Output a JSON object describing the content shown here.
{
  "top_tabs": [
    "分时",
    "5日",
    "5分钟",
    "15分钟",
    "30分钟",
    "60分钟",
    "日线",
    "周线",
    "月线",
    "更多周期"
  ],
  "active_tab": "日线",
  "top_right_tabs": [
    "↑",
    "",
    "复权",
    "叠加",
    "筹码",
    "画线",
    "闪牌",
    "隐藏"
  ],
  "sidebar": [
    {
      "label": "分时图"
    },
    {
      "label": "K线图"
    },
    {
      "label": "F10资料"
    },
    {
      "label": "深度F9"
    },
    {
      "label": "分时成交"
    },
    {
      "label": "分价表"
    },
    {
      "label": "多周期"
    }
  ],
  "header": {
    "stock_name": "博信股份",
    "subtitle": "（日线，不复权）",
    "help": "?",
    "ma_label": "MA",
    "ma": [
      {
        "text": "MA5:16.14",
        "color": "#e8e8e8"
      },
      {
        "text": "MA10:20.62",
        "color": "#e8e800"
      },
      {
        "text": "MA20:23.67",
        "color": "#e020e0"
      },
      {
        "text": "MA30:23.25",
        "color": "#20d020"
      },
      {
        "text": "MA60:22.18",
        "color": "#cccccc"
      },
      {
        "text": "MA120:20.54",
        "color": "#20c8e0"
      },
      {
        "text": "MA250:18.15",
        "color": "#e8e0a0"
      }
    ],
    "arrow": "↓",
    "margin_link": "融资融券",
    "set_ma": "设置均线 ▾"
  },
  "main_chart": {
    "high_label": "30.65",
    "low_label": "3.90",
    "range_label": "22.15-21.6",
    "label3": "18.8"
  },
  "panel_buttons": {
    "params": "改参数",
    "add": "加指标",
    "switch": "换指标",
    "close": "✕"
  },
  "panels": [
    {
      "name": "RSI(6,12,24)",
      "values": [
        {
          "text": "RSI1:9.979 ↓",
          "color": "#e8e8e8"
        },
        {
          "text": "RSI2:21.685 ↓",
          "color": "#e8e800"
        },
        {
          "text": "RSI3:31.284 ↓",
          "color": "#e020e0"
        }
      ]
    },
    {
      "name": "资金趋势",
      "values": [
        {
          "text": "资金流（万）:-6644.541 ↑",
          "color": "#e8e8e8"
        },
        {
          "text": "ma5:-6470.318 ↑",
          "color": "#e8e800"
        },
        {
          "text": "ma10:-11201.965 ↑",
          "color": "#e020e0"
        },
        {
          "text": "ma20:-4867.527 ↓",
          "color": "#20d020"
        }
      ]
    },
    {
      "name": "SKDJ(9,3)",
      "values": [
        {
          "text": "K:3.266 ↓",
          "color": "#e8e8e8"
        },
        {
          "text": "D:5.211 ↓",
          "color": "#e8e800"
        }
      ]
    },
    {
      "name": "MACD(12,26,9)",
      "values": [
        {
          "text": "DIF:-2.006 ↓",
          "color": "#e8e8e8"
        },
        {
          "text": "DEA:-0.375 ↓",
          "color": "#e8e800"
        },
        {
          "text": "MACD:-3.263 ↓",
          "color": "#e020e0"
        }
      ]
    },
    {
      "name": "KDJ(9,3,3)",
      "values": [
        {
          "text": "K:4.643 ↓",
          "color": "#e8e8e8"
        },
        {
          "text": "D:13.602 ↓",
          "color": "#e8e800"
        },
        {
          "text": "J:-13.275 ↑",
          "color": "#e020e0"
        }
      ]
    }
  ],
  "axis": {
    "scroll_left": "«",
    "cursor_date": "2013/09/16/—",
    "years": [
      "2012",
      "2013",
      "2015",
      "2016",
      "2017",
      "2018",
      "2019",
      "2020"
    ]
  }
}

******

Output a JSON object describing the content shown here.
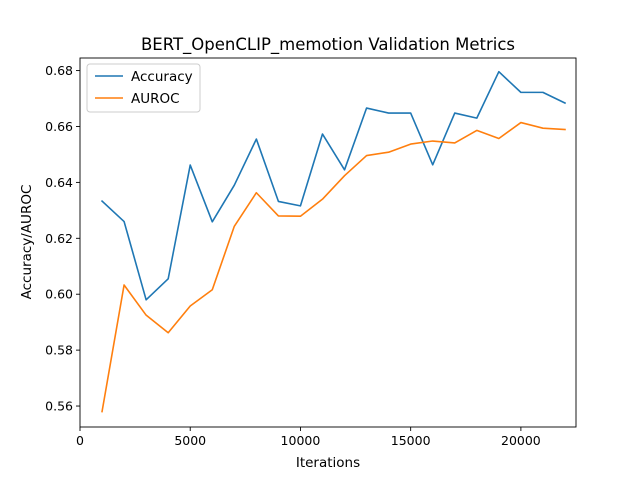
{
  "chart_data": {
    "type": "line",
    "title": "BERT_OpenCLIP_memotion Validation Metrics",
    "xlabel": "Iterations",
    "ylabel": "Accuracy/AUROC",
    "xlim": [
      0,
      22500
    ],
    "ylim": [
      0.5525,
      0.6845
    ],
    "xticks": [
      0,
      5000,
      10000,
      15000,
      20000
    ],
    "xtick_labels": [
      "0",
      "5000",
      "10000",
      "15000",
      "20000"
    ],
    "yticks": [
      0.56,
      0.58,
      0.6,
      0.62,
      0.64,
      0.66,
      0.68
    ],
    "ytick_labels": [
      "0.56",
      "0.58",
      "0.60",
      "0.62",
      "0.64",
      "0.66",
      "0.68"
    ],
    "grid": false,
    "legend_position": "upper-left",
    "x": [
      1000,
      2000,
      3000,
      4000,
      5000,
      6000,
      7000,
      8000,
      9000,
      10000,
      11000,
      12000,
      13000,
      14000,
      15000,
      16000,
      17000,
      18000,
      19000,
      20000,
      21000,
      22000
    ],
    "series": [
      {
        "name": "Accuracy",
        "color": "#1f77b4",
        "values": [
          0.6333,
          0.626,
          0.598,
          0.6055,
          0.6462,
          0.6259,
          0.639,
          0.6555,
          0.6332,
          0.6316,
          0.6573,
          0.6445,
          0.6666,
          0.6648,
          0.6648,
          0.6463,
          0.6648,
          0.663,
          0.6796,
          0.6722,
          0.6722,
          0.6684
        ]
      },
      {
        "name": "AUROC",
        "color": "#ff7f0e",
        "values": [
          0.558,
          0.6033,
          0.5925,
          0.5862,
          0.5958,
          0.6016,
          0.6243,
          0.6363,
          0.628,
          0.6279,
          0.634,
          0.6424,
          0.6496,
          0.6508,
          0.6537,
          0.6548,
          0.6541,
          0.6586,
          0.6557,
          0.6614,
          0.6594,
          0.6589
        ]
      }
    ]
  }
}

******

*Task to carry out*.
Extract every line that has the string "Accuracy" in it.

*Response to the task*.
    "ylabel": "Accuracy/AUROC",
        "name": "Accuracy",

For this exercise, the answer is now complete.